start Exercise materials

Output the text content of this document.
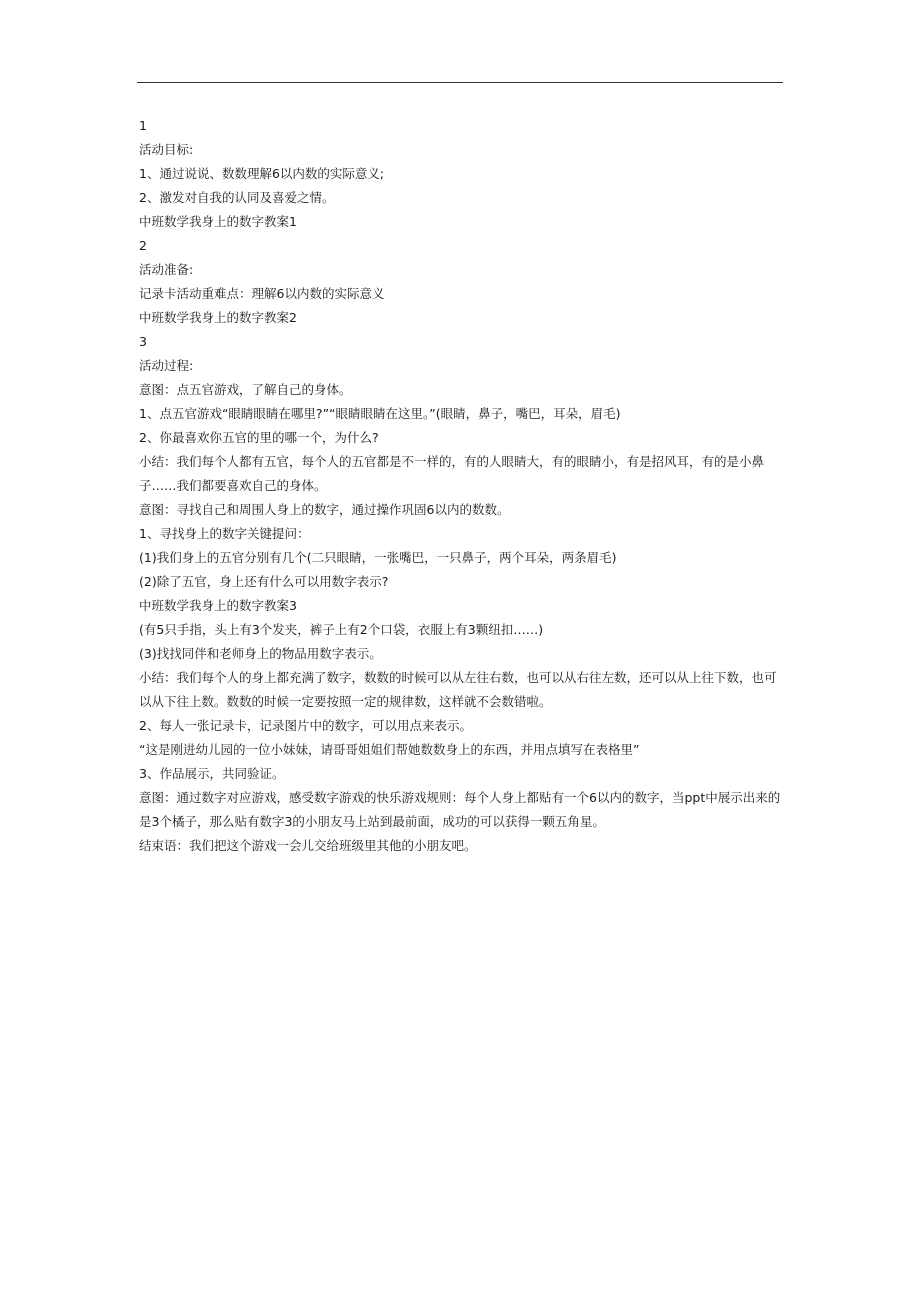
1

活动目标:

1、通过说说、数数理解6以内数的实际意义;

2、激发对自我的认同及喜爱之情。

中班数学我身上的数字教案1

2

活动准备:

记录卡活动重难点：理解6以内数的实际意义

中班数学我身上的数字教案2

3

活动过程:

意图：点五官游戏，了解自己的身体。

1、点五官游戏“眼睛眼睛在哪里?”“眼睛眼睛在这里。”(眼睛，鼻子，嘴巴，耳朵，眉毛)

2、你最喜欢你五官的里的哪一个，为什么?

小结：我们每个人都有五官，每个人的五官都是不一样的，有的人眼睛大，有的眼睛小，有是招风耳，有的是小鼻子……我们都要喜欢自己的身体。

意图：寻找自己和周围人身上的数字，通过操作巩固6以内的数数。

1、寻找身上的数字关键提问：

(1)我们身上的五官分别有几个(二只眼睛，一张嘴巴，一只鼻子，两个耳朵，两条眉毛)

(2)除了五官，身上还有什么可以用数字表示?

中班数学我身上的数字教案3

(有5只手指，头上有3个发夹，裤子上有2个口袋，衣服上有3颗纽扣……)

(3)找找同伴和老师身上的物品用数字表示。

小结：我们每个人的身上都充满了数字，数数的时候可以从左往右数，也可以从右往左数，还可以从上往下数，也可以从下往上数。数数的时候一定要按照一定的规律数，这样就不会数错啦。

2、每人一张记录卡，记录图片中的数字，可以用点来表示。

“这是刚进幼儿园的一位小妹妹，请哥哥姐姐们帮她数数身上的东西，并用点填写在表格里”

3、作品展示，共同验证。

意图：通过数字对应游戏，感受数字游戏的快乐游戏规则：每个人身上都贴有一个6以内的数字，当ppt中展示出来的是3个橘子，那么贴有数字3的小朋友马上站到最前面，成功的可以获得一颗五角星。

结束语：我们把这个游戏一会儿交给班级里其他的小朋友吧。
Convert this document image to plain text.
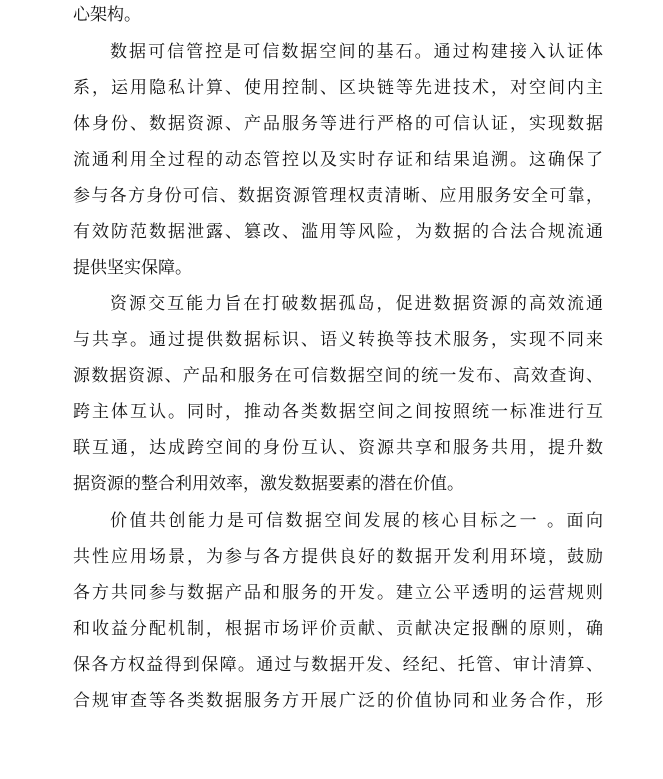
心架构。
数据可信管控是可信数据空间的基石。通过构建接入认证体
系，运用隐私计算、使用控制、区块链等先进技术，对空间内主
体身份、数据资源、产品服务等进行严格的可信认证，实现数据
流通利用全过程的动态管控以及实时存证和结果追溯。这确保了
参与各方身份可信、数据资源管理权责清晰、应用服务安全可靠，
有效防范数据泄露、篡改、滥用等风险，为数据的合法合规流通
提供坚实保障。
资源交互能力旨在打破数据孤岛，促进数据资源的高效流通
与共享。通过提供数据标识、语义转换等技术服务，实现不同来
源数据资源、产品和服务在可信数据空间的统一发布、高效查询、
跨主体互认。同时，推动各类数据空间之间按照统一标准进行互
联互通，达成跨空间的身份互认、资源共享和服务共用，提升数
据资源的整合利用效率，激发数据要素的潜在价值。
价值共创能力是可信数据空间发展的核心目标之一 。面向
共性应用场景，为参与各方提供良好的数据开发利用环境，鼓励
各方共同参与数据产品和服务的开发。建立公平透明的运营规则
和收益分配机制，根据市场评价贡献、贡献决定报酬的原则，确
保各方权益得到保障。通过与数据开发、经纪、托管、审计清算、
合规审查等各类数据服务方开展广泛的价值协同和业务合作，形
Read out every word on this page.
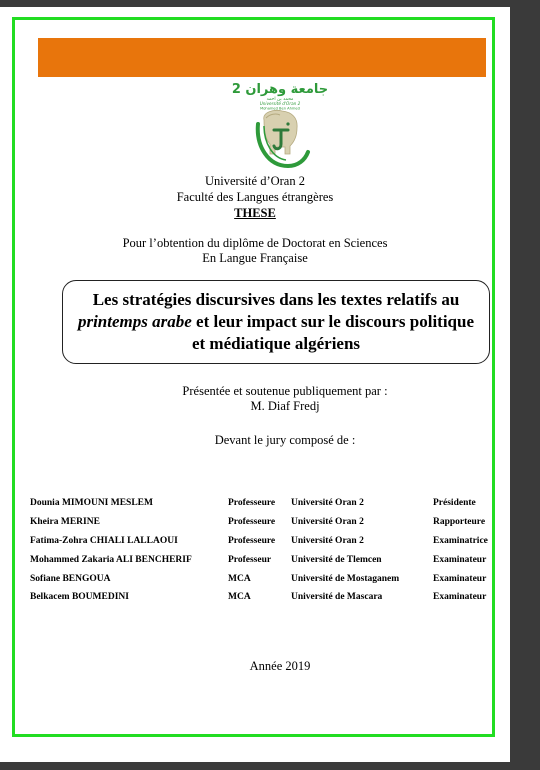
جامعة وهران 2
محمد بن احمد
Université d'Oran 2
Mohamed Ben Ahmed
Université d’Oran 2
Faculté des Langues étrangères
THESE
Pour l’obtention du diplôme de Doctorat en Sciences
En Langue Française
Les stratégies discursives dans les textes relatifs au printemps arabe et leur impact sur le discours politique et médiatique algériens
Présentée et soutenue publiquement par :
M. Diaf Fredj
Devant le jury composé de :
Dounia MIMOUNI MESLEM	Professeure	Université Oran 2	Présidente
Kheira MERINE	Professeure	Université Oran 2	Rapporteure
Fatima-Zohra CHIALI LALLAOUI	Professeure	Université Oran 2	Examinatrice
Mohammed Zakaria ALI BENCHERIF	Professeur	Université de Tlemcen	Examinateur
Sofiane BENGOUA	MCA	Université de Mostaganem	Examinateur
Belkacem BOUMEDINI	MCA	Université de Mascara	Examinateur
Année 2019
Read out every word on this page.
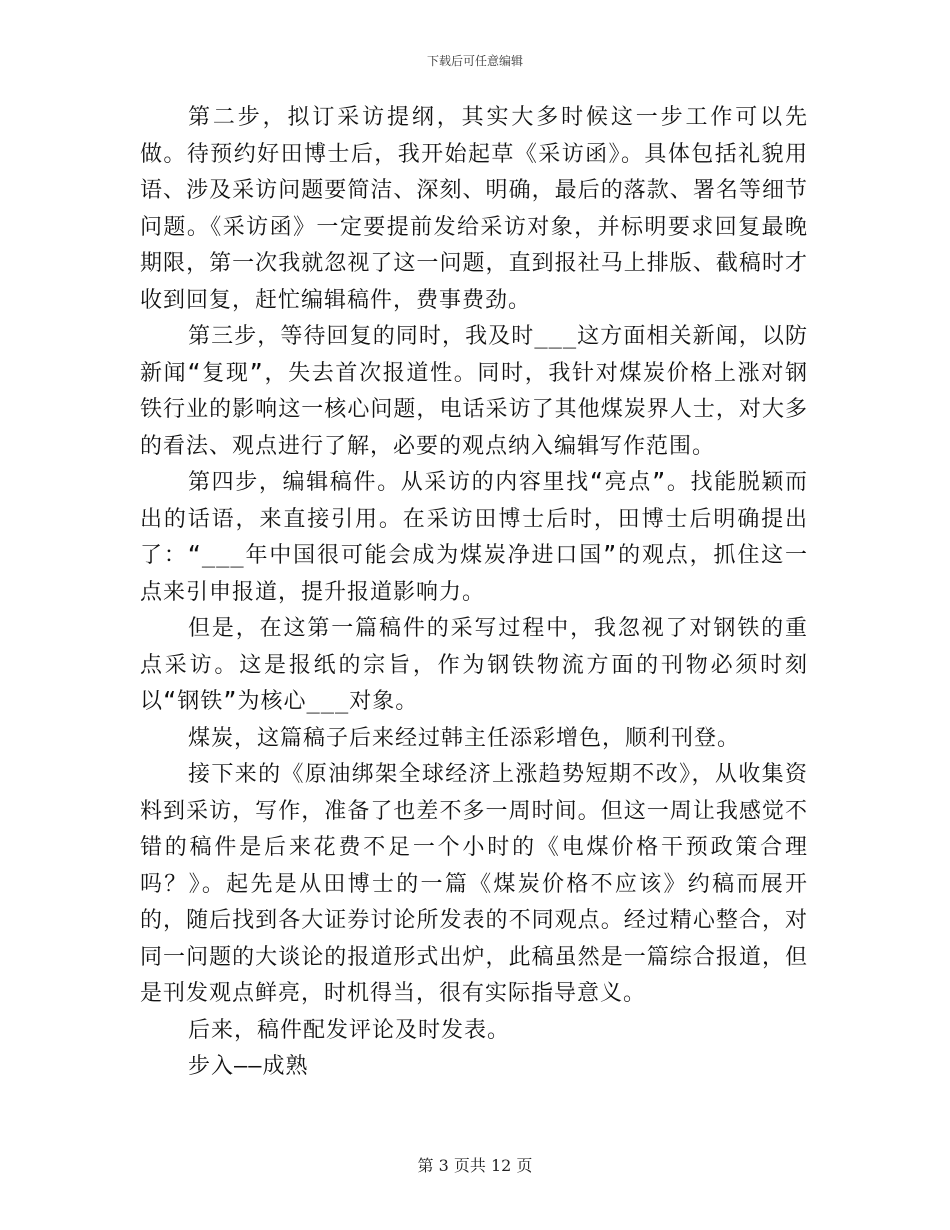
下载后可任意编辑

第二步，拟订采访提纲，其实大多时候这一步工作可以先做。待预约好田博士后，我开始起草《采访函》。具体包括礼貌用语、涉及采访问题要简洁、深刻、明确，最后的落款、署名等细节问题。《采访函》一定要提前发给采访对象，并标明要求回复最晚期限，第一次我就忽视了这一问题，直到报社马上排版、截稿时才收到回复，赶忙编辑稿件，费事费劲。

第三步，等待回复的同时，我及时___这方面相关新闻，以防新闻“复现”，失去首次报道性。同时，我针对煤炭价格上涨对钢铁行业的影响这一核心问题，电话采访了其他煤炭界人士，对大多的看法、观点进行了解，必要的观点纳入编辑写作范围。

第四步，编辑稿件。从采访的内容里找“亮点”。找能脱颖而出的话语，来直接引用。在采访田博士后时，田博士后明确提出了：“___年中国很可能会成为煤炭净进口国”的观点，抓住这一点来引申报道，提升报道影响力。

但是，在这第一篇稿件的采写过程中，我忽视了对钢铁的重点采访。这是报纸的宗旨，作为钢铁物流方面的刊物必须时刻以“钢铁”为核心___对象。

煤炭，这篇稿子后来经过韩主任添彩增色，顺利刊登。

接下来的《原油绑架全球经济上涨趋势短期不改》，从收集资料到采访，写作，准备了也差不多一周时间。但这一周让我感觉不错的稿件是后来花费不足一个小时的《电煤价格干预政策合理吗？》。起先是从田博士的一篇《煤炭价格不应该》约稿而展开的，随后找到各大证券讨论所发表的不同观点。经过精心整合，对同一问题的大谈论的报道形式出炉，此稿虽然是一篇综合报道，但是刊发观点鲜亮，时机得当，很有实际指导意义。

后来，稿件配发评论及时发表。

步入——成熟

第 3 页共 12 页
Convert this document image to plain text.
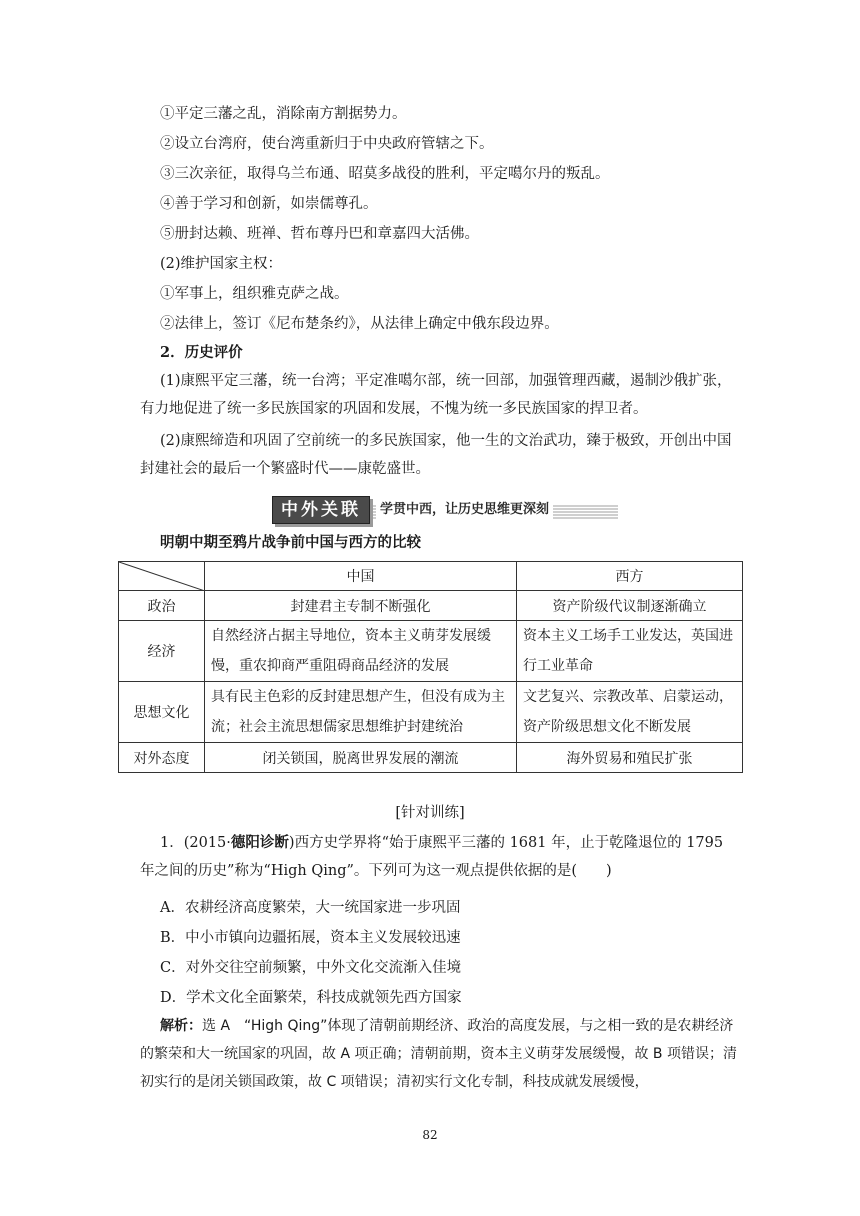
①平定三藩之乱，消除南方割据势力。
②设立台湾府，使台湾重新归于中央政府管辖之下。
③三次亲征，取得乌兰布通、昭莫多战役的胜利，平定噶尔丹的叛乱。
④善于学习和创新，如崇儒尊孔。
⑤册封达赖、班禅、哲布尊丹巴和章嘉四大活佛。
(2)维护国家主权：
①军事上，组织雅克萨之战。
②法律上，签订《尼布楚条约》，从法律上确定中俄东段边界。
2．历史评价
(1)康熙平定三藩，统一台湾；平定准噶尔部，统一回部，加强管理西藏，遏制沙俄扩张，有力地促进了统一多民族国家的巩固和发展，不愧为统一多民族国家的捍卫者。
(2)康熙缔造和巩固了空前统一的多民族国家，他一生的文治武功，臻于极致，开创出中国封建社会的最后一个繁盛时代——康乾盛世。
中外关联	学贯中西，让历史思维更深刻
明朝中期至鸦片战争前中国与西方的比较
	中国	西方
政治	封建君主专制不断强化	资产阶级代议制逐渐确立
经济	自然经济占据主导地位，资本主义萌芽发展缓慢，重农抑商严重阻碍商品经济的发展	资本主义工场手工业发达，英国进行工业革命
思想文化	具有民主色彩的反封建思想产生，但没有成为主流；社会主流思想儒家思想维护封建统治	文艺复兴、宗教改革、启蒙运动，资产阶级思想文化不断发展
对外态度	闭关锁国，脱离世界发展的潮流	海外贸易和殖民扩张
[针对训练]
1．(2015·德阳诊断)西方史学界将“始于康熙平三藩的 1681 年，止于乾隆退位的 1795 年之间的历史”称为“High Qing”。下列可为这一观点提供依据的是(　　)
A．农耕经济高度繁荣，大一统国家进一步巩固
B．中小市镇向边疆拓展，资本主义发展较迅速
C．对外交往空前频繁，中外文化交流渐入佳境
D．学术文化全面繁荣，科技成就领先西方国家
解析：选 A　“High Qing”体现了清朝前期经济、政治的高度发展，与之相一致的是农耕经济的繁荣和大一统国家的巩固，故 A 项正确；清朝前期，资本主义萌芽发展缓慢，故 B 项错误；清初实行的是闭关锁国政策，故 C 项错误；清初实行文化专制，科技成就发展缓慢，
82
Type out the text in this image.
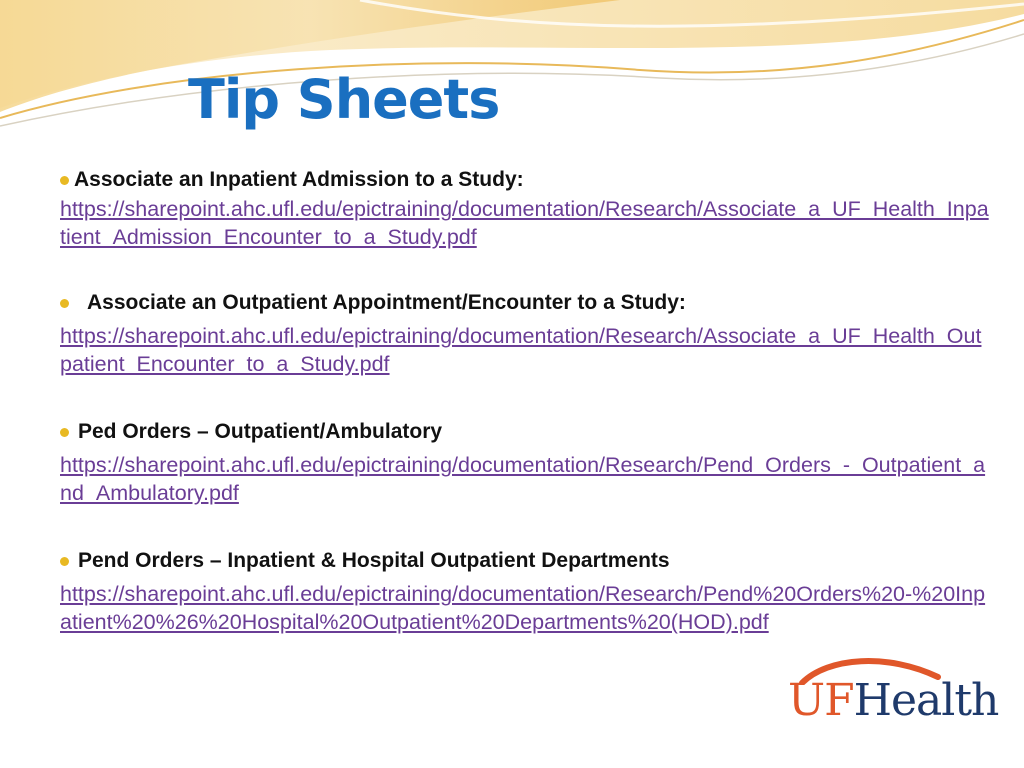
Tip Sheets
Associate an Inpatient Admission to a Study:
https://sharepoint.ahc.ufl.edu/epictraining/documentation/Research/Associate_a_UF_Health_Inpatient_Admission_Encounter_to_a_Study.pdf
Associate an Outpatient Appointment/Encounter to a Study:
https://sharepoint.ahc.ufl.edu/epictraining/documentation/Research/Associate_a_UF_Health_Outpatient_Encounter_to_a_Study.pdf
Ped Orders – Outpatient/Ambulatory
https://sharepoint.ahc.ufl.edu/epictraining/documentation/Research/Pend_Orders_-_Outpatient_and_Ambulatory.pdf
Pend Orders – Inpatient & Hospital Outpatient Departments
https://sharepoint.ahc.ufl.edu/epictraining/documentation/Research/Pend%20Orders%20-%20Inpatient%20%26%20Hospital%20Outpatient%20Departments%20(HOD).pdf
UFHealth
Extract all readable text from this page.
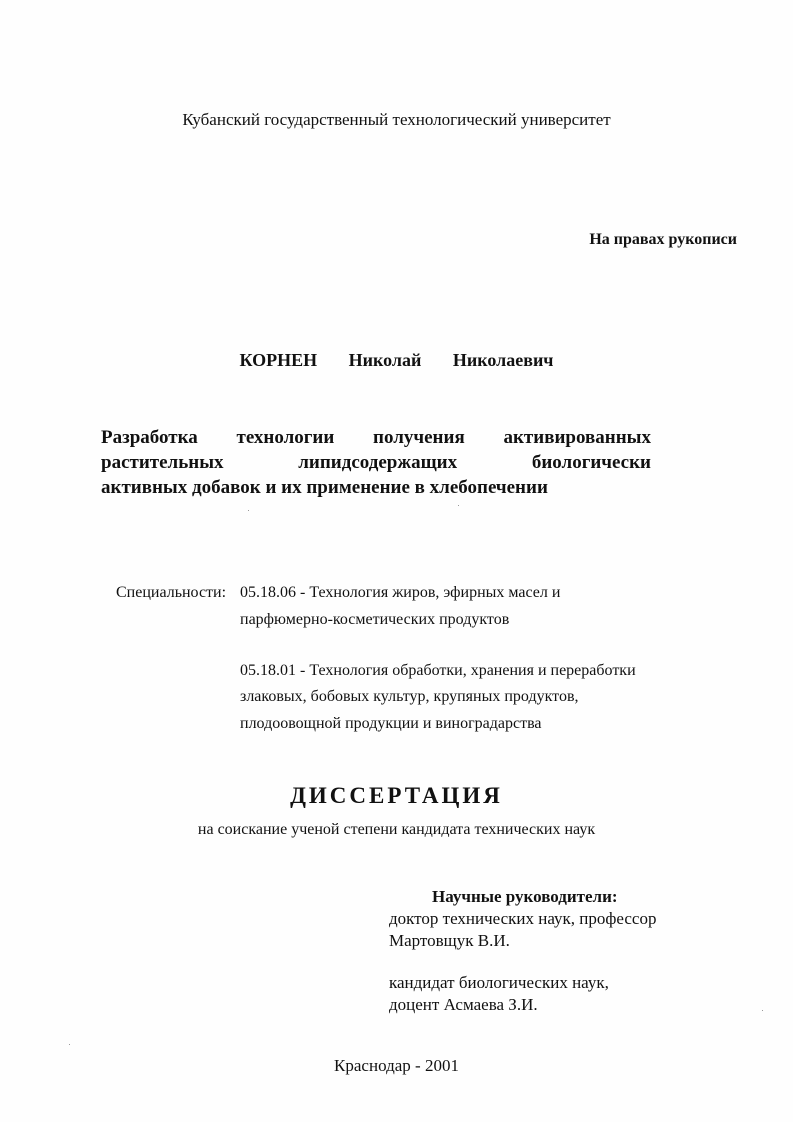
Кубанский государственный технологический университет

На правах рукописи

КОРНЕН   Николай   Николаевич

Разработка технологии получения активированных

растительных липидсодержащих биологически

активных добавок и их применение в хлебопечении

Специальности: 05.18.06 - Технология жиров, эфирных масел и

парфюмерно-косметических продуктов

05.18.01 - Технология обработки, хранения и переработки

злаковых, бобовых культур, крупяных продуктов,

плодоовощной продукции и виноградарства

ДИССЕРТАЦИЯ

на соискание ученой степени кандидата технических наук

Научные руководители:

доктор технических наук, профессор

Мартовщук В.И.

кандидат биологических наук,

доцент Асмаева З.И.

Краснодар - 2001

end Exercise materials

Stated problem
Find how many lines of the listing include the string "Université" and give that number, nothing else.

Written solution
8